[[ DATASET EXTRACT, beginning ]]
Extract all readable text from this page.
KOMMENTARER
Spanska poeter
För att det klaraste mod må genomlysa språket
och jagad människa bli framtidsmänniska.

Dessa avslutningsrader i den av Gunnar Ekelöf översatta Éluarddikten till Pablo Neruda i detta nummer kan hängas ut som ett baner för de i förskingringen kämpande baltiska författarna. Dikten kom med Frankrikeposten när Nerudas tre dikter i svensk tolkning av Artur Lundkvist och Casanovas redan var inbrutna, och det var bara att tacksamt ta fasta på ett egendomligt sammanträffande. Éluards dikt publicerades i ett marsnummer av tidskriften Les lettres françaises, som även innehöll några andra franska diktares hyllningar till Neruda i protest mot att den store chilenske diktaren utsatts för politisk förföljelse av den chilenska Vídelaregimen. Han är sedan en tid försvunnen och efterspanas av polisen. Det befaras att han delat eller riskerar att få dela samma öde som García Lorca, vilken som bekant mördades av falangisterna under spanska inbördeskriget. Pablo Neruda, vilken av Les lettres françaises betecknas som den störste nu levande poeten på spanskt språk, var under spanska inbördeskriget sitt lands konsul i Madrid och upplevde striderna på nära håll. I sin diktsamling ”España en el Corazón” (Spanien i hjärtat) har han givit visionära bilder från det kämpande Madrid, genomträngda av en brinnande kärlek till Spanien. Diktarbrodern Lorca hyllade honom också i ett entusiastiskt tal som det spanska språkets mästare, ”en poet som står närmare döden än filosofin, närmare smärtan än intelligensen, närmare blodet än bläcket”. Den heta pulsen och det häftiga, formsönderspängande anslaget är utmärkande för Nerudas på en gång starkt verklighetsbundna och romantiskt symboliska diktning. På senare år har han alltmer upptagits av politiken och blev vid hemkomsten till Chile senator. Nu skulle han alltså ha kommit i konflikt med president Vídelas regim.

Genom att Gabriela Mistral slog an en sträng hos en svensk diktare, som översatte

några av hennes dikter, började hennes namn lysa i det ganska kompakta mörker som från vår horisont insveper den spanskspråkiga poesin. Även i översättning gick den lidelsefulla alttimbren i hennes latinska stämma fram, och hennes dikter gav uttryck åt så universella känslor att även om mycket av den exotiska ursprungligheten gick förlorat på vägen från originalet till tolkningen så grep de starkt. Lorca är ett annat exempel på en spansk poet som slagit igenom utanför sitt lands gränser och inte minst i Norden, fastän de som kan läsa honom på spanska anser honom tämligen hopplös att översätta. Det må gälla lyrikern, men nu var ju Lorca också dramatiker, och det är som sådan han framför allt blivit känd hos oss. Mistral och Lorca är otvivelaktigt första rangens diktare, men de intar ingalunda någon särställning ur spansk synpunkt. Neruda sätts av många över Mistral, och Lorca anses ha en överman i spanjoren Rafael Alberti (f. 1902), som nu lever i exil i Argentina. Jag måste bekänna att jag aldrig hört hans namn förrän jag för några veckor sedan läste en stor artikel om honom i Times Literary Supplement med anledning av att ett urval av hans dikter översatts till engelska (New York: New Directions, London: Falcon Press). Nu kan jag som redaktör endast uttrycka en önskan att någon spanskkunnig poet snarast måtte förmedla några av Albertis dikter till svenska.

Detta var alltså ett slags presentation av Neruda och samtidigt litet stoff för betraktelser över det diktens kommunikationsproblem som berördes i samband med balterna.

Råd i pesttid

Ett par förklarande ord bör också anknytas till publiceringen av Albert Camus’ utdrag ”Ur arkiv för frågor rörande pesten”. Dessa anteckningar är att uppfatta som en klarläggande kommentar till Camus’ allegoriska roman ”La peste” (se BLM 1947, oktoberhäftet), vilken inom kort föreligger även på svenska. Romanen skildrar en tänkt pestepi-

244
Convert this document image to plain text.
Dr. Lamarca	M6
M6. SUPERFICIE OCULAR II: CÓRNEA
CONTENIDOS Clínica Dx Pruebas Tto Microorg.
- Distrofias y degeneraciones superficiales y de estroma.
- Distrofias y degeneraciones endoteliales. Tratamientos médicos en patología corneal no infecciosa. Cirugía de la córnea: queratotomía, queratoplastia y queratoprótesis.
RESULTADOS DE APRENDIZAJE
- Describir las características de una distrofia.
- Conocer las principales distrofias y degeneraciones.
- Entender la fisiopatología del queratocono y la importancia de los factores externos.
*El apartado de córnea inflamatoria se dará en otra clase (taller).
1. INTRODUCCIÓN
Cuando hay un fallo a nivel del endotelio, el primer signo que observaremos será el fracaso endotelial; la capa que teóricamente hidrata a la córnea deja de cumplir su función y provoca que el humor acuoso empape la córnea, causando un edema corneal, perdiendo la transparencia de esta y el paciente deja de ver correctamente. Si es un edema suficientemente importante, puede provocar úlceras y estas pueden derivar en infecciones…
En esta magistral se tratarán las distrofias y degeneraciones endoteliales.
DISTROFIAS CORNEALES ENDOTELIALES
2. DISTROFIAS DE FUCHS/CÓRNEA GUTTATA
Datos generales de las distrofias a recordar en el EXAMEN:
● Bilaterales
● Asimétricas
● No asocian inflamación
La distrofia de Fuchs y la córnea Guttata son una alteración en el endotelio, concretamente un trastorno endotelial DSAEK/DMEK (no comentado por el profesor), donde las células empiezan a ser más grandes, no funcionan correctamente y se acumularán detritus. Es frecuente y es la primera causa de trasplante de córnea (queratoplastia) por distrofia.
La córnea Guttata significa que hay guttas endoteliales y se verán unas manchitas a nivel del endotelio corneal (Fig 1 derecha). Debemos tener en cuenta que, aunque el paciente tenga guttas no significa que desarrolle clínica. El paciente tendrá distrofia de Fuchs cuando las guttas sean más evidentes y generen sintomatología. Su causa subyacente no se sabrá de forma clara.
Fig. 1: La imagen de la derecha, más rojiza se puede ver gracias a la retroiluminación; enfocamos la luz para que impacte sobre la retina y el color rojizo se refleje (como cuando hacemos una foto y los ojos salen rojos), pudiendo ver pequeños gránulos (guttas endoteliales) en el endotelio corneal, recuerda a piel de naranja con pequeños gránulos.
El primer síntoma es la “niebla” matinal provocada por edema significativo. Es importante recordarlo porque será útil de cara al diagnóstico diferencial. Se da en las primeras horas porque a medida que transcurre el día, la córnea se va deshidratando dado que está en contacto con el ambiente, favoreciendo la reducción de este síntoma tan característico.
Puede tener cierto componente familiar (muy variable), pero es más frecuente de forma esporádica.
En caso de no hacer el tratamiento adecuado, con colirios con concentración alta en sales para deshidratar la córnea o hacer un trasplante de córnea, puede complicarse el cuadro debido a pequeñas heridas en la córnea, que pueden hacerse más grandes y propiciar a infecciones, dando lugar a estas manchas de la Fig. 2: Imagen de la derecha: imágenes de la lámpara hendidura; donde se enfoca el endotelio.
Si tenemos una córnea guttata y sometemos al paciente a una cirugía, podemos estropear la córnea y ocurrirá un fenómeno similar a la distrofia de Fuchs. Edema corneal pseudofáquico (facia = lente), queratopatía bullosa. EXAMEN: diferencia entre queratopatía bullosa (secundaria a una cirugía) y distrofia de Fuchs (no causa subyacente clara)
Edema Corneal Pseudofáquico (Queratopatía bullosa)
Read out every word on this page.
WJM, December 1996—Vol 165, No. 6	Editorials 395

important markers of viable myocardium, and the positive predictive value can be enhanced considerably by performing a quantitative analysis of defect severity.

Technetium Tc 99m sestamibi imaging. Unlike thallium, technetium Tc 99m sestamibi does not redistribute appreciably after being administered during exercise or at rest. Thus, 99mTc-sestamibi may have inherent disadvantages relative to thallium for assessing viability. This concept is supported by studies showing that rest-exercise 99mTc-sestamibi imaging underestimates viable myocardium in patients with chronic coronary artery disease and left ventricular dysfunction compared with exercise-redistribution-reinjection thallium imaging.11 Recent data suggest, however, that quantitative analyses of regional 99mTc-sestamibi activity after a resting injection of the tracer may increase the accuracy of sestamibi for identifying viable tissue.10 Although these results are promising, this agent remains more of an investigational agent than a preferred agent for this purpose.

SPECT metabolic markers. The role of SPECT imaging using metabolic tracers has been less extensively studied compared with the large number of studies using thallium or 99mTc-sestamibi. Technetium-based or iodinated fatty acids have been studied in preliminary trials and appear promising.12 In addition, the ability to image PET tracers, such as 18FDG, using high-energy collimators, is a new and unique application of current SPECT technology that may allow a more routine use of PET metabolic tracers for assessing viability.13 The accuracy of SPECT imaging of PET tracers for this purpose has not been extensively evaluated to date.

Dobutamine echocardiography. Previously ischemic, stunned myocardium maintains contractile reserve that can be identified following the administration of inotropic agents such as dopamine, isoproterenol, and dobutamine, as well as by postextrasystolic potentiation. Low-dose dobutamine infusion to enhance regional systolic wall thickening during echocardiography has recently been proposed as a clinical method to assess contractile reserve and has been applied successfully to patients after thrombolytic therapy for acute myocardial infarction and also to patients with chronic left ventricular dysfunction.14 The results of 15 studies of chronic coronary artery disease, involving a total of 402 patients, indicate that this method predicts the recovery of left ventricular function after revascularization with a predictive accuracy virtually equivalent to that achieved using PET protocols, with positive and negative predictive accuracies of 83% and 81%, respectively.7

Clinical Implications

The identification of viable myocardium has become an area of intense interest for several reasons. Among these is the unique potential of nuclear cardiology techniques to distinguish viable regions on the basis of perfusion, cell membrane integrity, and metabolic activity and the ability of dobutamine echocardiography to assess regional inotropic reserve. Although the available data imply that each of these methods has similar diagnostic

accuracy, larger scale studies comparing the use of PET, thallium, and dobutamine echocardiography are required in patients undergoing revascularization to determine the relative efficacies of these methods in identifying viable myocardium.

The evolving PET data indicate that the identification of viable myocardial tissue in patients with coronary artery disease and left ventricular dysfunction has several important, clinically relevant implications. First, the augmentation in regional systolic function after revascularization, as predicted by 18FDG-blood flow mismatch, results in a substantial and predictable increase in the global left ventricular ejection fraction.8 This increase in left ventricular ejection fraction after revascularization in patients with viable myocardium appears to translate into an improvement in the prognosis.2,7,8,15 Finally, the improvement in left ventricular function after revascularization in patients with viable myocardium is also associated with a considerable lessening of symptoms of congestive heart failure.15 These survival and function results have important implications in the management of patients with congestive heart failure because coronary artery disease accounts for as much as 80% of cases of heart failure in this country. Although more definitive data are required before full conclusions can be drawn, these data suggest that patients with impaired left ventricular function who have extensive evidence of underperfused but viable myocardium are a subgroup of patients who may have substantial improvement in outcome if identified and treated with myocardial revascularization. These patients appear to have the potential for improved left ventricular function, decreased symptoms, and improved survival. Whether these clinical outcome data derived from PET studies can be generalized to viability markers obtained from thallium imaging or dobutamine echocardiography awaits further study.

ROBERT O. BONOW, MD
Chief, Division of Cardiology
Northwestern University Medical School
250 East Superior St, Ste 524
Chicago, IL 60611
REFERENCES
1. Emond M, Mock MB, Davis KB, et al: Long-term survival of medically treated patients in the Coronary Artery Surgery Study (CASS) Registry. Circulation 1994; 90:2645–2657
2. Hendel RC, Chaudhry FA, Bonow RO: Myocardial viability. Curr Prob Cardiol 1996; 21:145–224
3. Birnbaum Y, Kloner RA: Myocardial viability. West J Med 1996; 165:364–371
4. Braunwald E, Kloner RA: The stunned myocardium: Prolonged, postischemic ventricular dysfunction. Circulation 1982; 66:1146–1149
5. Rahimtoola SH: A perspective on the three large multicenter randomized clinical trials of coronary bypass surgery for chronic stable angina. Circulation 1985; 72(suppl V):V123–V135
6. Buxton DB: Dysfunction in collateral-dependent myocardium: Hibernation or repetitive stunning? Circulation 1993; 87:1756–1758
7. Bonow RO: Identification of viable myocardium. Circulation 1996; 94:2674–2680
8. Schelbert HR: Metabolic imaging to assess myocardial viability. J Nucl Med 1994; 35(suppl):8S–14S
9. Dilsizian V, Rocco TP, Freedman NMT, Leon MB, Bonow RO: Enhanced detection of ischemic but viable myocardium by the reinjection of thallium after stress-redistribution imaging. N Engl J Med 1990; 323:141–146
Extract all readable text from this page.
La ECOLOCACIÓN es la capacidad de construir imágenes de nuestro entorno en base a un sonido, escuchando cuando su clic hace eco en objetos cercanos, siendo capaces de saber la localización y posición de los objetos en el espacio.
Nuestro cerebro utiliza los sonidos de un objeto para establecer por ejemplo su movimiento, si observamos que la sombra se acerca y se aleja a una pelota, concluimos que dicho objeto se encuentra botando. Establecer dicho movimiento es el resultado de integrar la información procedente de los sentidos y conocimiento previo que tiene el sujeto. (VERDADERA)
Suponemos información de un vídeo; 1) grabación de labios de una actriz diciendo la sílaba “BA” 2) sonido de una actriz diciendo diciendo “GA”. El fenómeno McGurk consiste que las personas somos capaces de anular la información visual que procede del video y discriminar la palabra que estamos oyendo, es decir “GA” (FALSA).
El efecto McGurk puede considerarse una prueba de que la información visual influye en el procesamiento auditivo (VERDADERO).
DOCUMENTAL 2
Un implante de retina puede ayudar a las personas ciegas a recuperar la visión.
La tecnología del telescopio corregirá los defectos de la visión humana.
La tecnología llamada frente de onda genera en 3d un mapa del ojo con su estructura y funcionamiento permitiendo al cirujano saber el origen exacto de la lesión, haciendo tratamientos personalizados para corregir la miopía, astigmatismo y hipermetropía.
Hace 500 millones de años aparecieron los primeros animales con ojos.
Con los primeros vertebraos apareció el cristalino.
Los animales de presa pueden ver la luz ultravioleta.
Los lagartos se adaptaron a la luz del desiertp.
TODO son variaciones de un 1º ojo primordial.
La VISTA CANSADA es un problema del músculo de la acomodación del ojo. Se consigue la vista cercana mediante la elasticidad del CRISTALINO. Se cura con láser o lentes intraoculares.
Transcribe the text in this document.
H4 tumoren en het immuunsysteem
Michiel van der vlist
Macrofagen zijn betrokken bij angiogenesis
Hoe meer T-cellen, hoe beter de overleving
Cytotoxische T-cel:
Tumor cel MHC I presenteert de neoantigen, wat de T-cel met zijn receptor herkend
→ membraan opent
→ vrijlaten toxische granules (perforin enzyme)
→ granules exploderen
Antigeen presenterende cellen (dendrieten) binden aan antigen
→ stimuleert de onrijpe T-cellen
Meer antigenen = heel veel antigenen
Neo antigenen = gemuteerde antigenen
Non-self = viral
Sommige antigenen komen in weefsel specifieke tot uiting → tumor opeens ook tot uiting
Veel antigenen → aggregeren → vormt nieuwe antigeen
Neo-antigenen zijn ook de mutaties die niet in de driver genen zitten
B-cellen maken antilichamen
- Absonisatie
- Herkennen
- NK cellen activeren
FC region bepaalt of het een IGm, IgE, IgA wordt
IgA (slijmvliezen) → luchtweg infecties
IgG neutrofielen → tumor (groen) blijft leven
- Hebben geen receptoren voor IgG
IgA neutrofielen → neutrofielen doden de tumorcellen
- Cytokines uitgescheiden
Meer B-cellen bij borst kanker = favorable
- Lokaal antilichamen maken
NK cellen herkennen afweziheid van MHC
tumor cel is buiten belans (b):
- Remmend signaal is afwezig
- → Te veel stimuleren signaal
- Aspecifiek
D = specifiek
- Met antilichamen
[[ DATASET EXTRACT, end ]]
**PROMPT**. Working through the data above, find every line holding "McGurk" and copy it.

**EXERCISE SOLUTION**.
Suponemos información de un vídeo; 1) grabación de labios de una actriz diciendo la sílaba “BA” 2) sonido de una actriz diciendo diciendo “GA”. El fenómeno McGurk consiste que las personas somos capaces de anular la información visual que procede del video y discriminar la palabra que estamos oyendo, es decir “GA” (FALSA).
El efecto McGurk puede considerarse una prueba de que la información visual influye en el procesamiento auditivo (VERDADERO).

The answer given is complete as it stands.